::: RECORD EXTRACTS

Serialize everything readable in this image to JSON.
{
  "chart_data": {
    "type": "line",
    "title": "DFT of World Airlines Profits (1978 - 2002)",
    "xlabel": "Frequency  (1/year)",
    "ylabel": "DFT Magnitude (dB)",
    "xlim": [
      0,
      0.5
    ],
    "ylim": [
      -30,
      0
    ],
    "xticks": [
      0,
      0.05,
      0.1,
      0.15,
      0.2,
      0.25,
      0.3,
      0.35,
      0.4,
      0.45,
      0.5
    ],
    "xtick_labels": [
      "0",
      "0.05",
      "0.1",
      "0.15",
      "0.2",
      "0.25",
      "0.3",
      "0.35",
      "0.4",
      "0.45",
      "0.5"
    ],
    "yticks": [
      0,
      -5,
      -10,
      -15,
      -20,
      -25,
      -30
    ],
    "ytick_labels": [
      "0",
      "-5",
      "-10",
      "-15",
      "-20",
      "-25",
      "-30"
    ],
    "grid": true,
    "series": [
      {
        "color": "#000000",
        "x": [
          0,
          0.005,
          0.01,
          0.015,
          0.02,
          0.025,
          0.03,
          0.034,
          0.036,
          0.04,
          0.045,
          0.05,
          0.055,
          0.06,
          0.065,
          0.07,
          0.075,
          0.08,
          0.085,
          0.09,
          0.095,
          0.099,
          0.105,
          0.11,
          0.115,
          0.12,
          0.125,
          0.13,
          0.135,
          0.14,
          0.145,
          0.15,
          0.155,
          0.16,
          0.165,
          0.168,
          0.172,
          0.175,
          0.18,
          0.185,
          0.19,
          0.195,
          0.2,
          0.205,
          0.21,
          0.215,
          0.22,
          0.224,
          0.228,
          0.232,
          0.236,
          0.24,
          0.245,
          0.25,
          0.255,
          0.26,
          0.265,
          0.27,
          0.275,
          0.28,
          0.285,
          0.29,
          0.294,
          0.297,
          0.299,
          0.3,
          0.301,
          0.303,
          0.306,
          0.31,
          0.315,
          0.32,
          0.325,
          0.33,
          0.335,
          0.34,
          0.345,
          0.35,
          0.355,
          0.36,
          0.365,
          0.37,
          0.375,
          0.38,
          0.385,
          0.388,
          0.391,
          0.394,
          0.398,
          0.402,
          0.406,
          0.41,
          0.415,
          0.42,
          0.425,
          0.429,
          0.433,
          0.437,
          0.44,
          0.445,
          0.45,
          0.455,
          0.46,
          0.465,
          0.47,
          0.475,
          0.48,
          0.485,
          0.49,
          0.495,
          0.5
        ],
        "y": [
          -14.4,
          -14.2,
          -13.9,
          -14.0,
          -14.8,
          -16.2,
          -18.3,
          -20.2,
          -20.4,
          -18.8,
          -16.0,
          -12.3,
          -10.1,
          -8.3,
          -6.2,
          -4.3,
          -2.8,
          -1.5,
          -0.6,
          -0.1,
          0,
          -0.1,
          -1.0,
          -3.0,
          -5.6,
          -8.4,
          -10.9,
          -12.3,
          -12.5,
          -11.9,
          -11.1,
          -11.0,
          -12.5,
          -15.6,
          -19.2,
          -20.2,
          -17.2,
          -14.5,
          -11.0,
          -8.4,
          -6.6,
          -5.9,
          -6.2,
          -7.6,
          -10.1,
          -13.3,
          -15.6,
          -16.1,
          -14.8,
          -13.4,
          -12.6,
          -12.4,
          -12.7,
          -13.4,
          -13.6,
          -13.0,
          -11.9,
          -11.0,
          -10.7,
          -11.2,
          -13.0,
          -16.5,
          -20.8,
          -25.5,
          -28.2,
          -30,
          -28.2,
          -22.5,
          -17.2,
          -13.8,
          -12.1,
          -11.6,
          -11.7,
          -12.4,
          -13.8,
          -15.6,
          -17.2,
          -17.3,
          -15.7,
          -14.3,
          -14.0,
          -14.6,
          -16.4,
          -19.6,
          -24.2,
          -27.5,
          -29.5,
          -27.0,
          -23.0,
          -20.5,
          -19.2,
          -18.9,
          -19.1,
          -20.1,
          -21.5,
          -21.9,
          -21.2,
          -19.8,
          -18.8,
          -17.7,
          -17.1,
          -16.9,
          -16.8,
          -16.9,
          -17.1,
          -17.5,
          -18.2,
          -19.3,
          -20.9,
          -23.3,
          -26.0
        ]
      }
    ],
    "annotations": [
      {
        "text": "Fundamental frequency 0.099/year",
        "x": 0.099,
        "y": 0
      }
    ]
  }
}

::::::

= EXERCISE INSTRUCTIONS =
Produce a verbatim transcription of the entries above.

= FINISHED ANSWER =
Serialize everything readable in this image to JSON.
{
  "chart_data": {
    "type": "line",
    "title": "DFT of World Airlines Profits (1978 - 2002)",
    "xlabel": "Frequency  (1/year)",
    "ylabel": "DFT Magnitude (dB)",
    "xlim": [
      0,
      0.5
    ],
    "ylim": [
      -30,
      0
    ],
    "xticks": [
      0,
      0.05,
      0.1,
      0.15,
      0.2,
      0.25,
      0.3,
      0.35,
      0.4,
      0.45,
      0.5
    ],
    "xtick_labels": [
      "0",
      "0.05",
      "0.1",
      "0.15",
      "0.2",
      "0.25",
      "0.3",
      "0.35",
      "0.4",
      "0.45",
      "0.5"
    ],
    "yticks": [
      0,
      -5,
      -10,
      -15,
      -20,
      -25,
      -30
    ],
    "ytick_labels": [
      "0",
      "-5",
      "-10",
      "-15",
      "-20",
      "-25",
      "-30"
    ],
    "grid": true,
    "series": [
      {
        "color": "#000000",
        "x": [
          0,
          0.005,
          0.01,
          0.015,
          0.02,
          0.025,
          0.03,
          0.034,
          0.036,
          0.04,
          0.045,
          0.05,
          0.055,
          0.06,
          0.065,
          0.07,
          0.075,
          0.08,
          0.085,
          0.09,
          0.095,
          0.099,
          0.105,
          0.11,
          0.115,
          0.12,
          0.125,
          0.13,
          0.135,
          0.14,
          0.145,
          0.15,
          0.155,
          0.16,
          0.165,
          0.168,
          0.172,
          0.175,
          0.18,
          0.185,
          0.19,
          0.195,
          0.2,
          0.205,
          0.21,
          0.215,
          0.22,
          0.224,
          0.228,
          0.232,
          0.236,
          0.24,
          0.245,
          0.25,
          0.255,
          0.26,
          0.265,
          0.27,
          0.275,
          0.28,
          0.285,
          0.29,
          0.294,
          0.297,
          0.299,
          0.3,
          0.301,
          0.303,
          0.306,
          0.31,
          0.315,
          0.32,
          0.325,
          0.33,
          0.335,
          0.34,
          0.345,
          0.35,
          0.355,
          0.36,
          0.365,
          0.37,
          0.375,
          0.38,
          0.385,
          0.388,
          0.391,
          0.394,
          0.398,
          0.402,
          0.406,
          0.41,
          0.415,
          0.42,
          0.425,
          0.429,
          0.433,
          0.437,
          0.44,
          0.445,
          0.45,
          0.455,
          0.46,
          0.465,
          0.47,
          0.475,
          0.48,
          0.485,
          0.49,
          0.495,
          0.5
        ],
        "y": [
          -14.4,
          -14.2,
          -13.9,
          -14.0,
          -14.8,
          -16.2,
          -18.3,
          -20.2,
          -20.4,
          -18.8,
          -16.0,
          -12.3,
          -10.1,
          -8.3,
          -6.2,
          -4.3,
          -2.8,
          -1.5,
          -0.6,
          -0.1,
          0,
          -0.1,
          -1.0,
          -3.0,
          -5.6,
          -8.4,
          -10.9,
          -12.3,
          -12.5,
          -11.9,
          -11.1,
          -11.0,
          -12.5,
          -15.6,
          -19.2,
          -20.2,
          -17.2,
          -14.5,
          -11.0,
          -8.4,
          -6.6,
          -5.9,
          -6.2,
          -7.6,
          -10.1,
          -13.3,
          -15.6,
          -16.1,
          -14.8,
          -13.4,
          -12.6,
          -12.4,
          -12.7,
          -13.4,
          -13.6,
          -13.0,
          -11.9,
          -11.0,
          -10.7,
          -11.2,
          -13.0,
          -16.5,
          -20.8,
          -25.5,
          -28.2,
          -30,
          -28.2,
          -22.5,
          -17.2,
          -13.8,
          -12.1,
          -11.6,
          -11.7,
          -12.4,
          -13.8,
          -15.6,
          -17.2,
          -17.3,
          -15.7,
          -14.3,
          -14.0,
          -14.6,
          -16.4,
          -19.6,
          -24.2,
          -27.5,
          -29.5,
          -27.0,
          -23.0,
          -20.5,
          -19.2,
          -18.9,
          -19.1,
          -20.1,
          -21.5,
          -21.9,
          -21.2,
          -19.8,
          -18.8,
          -17.7,
          -17.1,
          -16.9,
          -16.8,
          -16.9,
          -17.1,
          -17.5,
          -18.2,
          -19.3,
          -20.9,
          -23.3,
          -26.0
        ]
      }
    ],
    "annotations": [
      {
        "text": "Fundamental frequency 0.099/year",
        "x": 0.099,
        "y": 0
      }
    ]
  }
}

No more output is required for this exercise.